Now we have this insight

This week we read up to frame 53, on page 16 of The Little Learner.1

The aesthetics of recursion

This week the authors treated us to an extremely concise introduction to the theory of recursion. They presented recursion as a strategy of extreme parsimony. Recursion allows us to write “interesting programs” with no loops. Recursion allows us to implement integer addition without using +. One member of the group marvelled at the resulting programs. He found them elegant. Did anyone else?

We discussed more largely the value of parsimony in reasoning. One member of the group observed that parsimony—or elegance—is an aesthetic value that transcends disciplinary boundaries. In a recent article for Critical Inquiry, Imogen Forbes-Macphail observes that

Like mathematicians, literary scholars find beauty in the pursuit of their work; in the products of that work (critical arguments or scholarship); and in the objects of that scholarship, literary artifacts themselves. (2025, p. 481)

» GIVEN EXERCISE 1
Rewrite the records, beginning at the line with "header-divider — [654, 68, 655, 136]" and stopping after the line with "header-bottom-rule — [80, 135, 870, 136]". Replace "item" with "entry" and change nothing else.

(Region and label listings)
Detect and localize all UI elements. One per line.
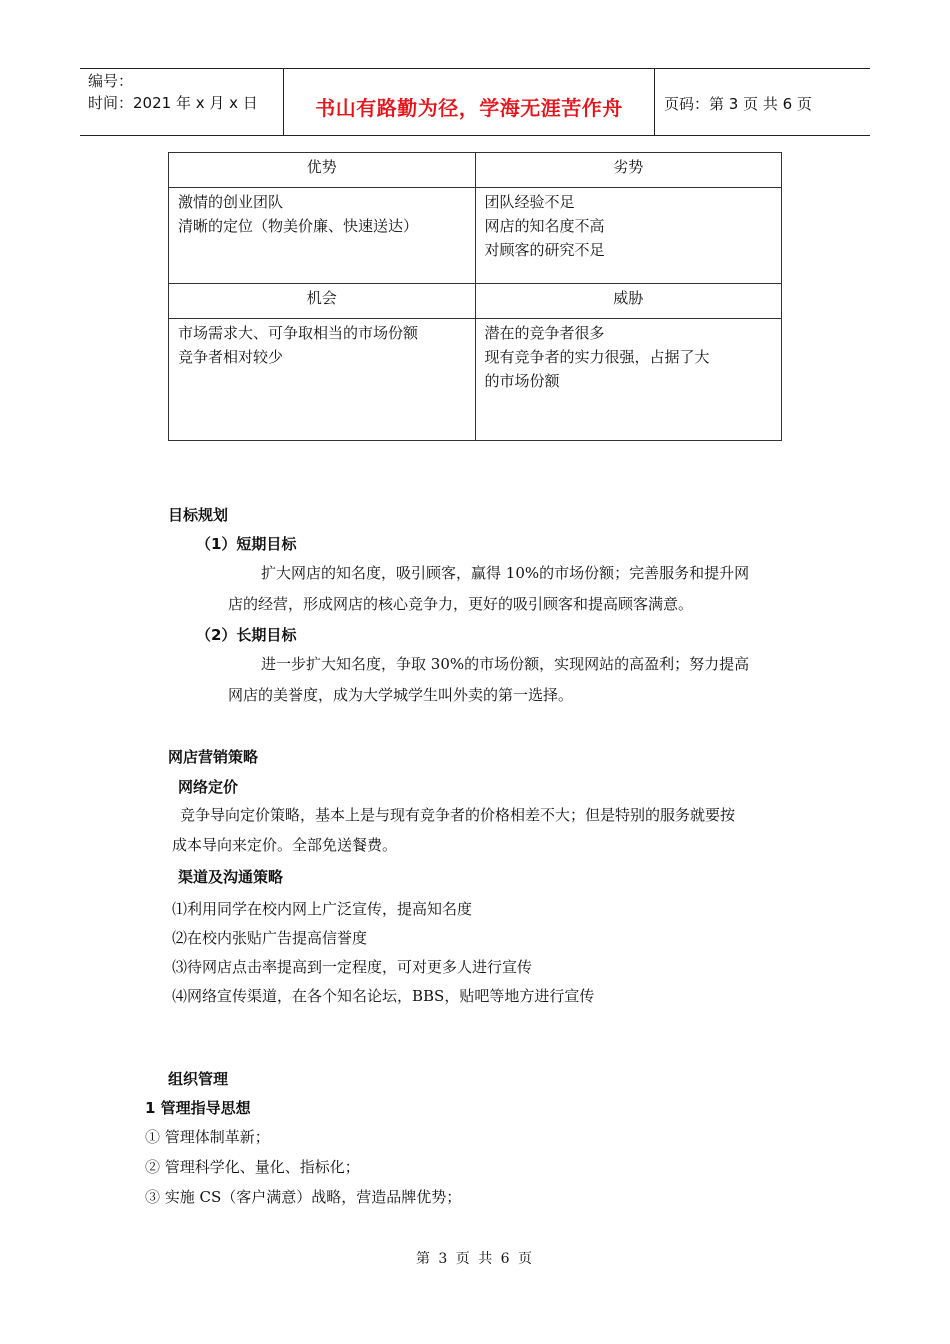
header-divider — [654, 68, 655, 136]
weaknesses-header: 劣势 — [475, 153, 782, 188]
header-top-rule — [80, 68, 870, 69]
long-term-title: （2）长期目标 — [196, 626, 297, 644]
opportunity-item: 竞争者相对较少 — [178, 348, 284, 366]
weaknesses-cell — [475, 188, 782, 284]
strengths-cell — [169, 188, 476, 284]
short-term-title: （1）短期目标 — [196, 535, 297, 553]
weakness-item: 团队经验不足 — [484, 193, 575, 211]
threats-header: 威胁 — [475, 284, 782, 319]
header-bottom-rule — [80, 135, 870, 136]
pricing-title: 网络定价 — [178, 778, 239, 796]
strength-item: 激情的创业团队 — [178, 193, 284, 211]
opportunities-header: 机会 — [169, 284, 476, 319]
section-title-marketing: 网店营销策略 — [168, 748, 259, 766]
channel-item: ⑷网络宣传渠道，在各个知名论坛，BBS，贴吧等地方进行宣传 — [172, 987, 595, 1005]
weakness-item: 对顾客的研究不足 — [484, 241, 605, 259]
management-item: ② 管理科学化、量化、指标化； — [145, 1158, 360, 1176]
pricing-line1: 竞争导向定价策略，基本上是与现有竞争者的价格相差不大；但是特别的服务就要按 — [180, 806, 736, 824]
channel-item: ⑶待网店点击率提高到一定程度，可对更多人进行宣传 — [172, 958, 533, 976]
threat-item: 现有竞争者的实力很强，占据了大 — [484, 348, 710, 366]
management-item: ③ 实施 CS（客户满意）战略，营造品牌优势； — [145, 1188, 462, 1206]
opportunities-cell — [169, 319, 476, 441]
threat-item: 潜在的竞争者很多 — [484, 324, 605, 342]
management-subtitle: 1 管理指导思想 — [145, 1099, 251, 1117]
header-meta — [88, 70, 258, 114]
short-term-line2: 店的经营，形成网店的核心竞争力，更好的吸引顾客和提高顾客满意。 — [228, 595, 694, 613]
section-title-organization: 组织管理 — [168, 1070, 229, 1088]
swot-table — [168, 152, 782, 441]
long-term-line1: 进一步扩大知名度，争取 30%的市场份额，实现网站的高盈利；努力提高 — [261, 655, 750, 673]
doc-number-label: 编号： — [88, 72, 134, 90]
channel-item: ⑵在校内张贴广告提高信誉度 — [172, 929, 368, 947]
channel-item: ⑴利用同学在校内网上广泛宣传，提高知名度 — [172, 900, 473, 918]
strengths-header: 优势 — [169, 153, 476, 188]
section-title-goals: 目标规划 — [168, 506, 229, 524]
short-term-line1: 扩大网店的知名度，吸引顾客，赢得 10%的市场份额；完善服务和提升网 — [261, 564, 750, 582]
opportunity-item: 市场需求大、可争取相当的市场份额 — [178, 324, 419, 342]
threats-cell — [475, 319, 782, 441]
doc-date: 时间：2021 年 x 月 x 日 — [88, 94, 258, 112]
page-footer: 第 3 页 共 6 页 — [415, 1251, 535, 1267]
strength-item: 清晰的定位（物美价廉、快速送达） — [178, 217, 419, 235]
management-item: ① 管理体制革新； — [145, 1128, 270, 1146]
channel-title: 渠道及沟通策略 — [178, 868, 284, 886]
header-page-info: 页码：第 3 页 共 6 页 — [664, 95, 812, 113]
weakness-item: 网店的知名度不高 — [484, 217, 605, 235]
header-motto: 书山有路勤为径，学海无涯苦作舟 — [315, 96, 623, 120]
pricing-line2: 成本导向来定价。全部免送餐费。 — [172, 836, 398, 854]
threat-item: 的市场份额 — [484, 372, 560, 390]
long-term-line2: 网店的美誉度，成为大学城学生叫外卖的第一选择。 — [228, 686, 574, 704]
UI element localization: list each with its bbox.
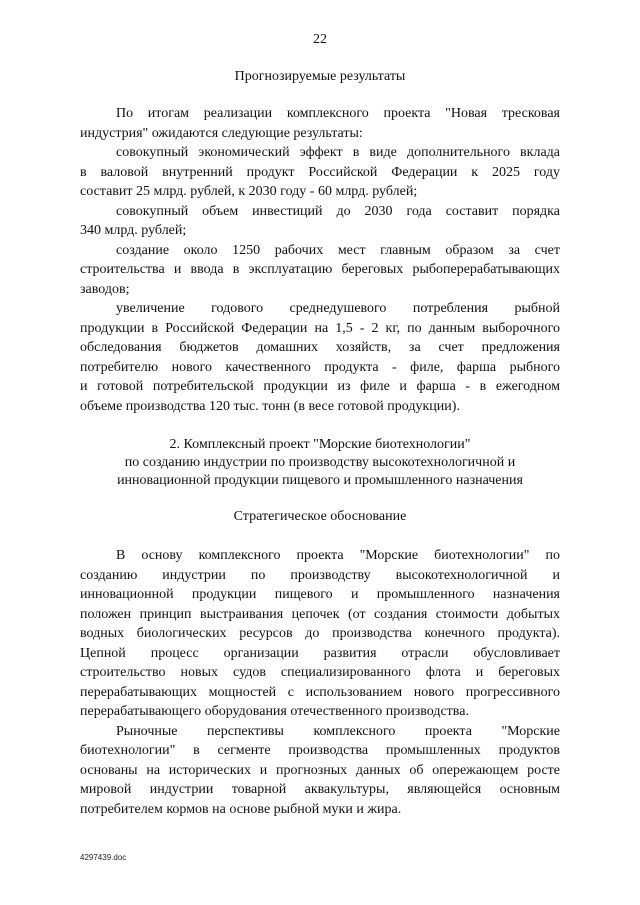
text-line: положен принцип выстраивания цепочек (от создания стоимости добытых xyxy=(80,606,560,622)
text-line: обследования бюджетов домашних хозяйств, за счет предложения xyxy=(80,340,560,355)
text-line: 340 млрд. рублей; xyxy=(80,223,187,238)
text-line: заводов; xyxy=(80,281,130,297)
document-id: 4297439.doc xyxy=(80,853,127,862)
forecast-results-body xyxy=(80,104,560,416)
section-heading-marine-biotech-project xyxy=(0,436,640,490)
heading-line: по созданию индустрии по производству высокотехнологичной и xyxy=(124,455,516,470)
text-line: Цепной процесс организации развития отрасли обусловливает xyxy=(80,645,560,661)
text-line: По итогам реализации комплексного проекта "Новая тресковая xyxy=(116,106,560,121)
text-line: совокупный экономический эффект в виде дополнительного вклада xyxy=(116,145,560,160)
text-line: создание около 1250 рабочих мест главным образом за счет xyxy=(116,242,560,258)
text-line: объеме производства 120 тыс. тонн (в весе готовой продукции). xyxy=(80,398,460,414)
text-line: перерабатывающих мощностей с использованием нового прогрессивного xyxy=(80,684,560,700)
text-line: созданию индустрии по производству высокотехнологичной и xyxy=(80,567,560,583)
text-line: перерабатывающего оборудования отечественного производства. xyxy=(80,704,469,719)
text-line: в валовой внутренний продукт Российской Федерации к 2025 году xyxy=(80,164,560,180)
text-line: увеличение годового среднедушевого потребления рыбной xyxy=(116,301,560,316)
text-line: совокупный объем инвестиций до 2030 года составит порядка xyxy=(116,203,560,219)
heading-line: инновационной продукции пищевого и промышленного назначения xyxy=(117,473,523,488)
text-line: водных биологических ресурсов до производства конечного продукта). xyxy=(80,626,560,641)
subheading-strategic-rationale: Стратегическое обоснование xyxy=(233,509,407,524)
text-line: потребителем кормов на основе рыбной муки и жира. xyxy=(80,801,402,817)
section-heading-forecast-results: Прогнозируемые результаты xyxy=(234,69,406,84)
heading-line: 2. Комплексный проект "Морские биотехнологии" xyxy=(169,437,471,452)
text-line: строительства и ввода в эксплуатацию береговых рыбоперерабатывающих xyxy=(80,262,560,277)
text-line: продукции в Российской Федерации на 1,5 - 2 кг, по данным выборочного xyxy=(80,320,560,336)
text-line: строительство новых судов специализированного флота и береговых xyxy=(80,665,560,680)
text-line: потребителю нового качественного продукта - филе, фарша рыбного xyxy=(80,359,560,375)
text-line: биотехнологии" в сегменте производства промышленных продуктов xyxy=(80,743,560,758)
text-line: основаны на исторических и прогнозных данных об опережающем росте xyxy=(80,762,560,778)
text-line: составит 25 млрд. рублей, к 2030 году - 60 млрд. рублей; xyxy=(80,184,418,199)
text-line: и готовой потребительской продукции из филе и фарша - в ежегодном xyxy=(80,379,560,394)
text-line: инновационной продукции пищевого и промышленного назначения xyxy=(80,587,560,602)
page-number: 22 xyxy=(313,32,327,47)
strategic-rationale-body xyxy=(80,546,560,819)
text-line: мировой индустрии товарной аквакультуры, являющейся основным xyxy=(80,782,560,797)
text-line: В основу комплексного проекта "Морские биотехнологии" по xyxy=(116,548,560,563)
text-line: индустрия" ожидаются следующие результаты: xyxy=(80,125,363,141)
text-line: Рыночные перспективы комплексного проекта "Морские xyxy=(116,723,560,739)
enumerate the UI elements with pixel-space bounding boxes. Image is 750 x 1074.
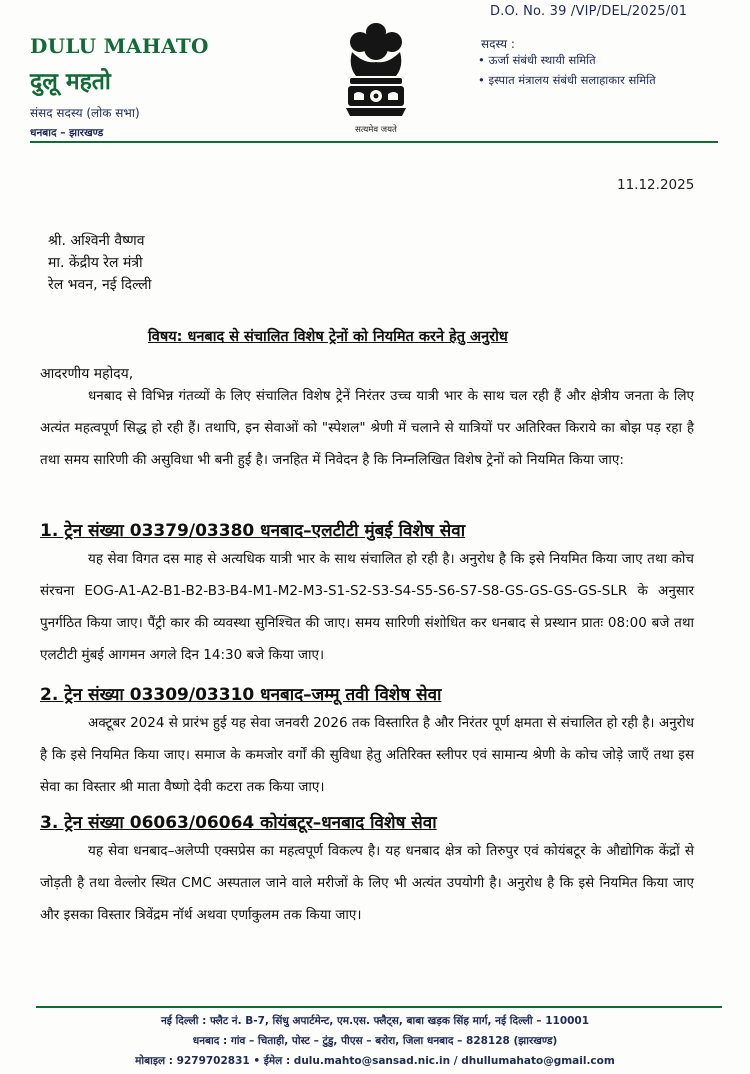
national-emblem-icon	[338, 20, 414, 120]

» GIVEN EXERCISE 2
Carry on the reading-group post about The Little Learner after its final sentence.

» TASK OUTPUT 1
header-divider — [654, 68, 655, 136]
weaknesses-header: 劣势 — [475, 153, 782, 188]
header-top-rule — [80, 68, 870, 69]
long-term-title: （2）长期目标 — [196, 626, 297, 644]
opportunity-entry: 竞争者相对较少 — [178, 348, 284, 366]
weaknesses-cell — [475, 188, 782, 284]
strengths-cell — [169, 188, 476, 284]
short-term-title: （1）短期目标 — [196, 535, 297, 553]
weakness-entry: 团队经验不足 — [484, 193, 575, 211]
threats-header: 威胁 — [475, 284, 782, 319]
header-bottom-rule — [80, 135, 870, 136]

» TASK OUTPUT 2
Forbes-Macphail is not the first to identify a significant aesthetic dimension in scientific thought, though it is interesting to argue that the aesthetics of mathematical and literary inquiry are similar. What does elegance mean in literary criticism? Do literary critics have the same relish for parsimony as LISP hackers like the authors of The Little Learner? Is an interpretation of The Rover more powerful if it can be made using fewer concepts? The old debate among creative writing instructors, about the merits of ‘minimalist’ and ‘maximalist’ style, rears its head again.

This discussion hearkens back to Knuth’s theory of ‘psychological correctness’, which we discussed last year. I also note Douglas Hofstadter and Melanie Mitchell’s brilliant argument about the vitality of ‘aesthetic perception’ in science, in their jointly-authored chapters for Fluid Concepts and Creative Analogies.

Now we have this insight

Several times in the exposition, the authors claim that something “gives us an insight,” or that we now “have this insight.” “Do we?” quipped one member of the group.

The central conceit of the book is that we, the readers, are identical with the voice in the second column. The second voice models our own experience. Of course, this whole literary structure implies that we are not the voice in the second column. The book constantly entreats us to compare ourselves to this model student, and respond to the teacherly voice in the first column in our own way. The irony of the form finds its counterpart in the irony of the reader’s response.

Why do we ‘invoke’?

The idea of recursion is that a function “invokes itself.” We paused for a while on the idea of “invocation.” Why is it that we “call” or “invoke” functions? What is the underlying metaphor?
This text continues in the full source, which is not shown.